Problem to work on: Scan the entries below. List each line with "image".

Data for the task:
···

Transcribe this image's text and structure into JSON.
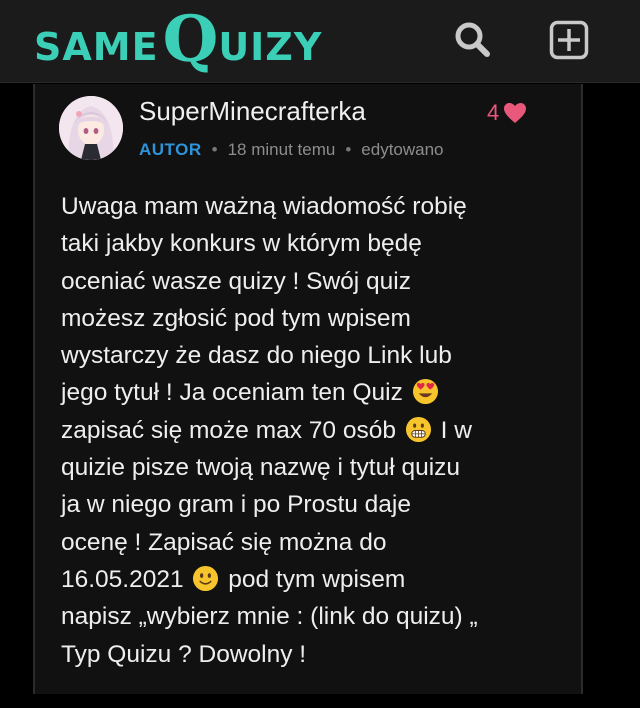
{
  "header": {
    "logo_same": "SAME",
    "logo_q": "Q",
    "logo_uizy": "UIZY",
    "icons": [
      "search-icon",
      "add-square-icon"
    ],
    "accent": "#3ccfb8"
  },
  "comment": {
    "username": "SuperMinecrafterka",
    "likes": "4",
    "role": "AUTOR",
    "time": "18 minut temu",
    "edited": "edytowano",
    "lines": [
      "Uwaga mam ważną wiadomość robię",
      "taki jakby konkurs w którym będę",
      "oceniać wasze quizy ! Swój quiz",
      "możesz zgłosić pod tym wpisem",
      "wystarczy że dasz do niego Link lub",
      "jego tytuł ! Ja oceniam ten Quiz",
      "zapisać się może max 70 osób",
      "I w",
      "quizie pisze twoją nazwę i tytuł quizu",
      "ja w niego gram i po Prostu daje",
      "ocenę ! Zapisać się można do",
      "16.05.2021",
      "pod tym wpisem",
      "napisz „wybierz mnie : (link do quizu) „",
      "Typ Quizu ? Dowolny !"
    ],
    "emojis": [
      "heart-eyes-emoji",
      "grimacing-emoji",
      "slightly-smiling-emoji"
    ],
    "colors": {
      "like": "#e8587a",
      "role": "#2f93d8"
    }
  }
}
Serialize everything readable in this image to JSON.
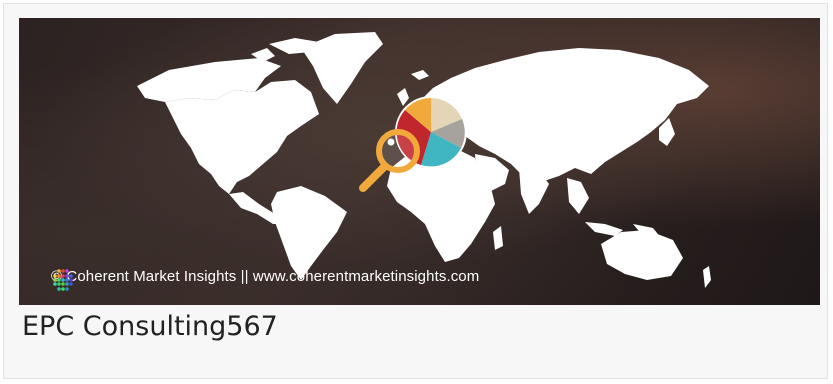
{
  "card": {
    "banner": {
      "watermark_text": "© Coherent Market Insights || www.coherentmarketinsights.com",
      "logo_icon": "dot-grid-logo-icon",
      "map_icon": "world-map-icon",
      "pie_icon": "pie-chart-icon",
      "magnifier_icon": "magnifying-glass-icon",
      "pie_colors": [
        "#e4d5b7",
        "#a6a29d",
        "#3fb6c1",
        "#c0272d",
        "#f2a93b"
      ]
    },
    "title": "EPC Consulting567"
  }
}
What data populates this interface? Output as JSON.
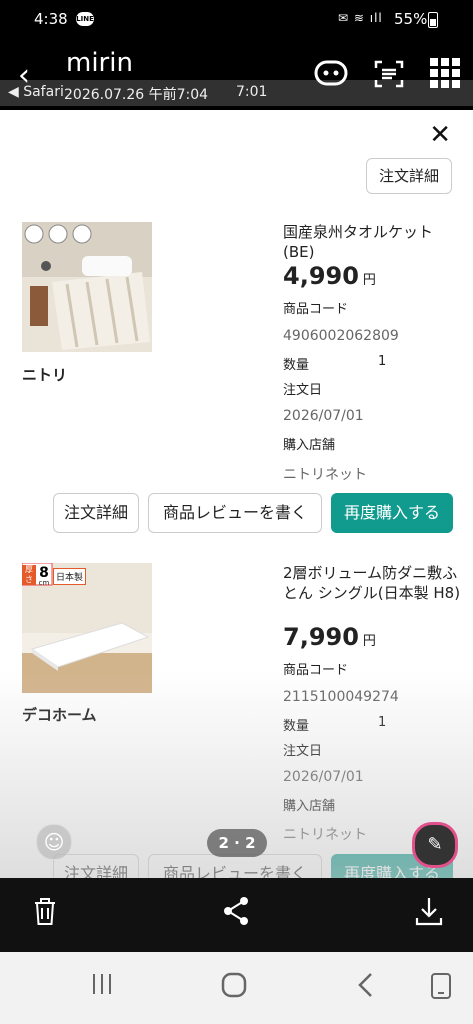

···

Reply:
Transcribe this image's text and structure into JSON.
Serialize everything readable in this image to JSON.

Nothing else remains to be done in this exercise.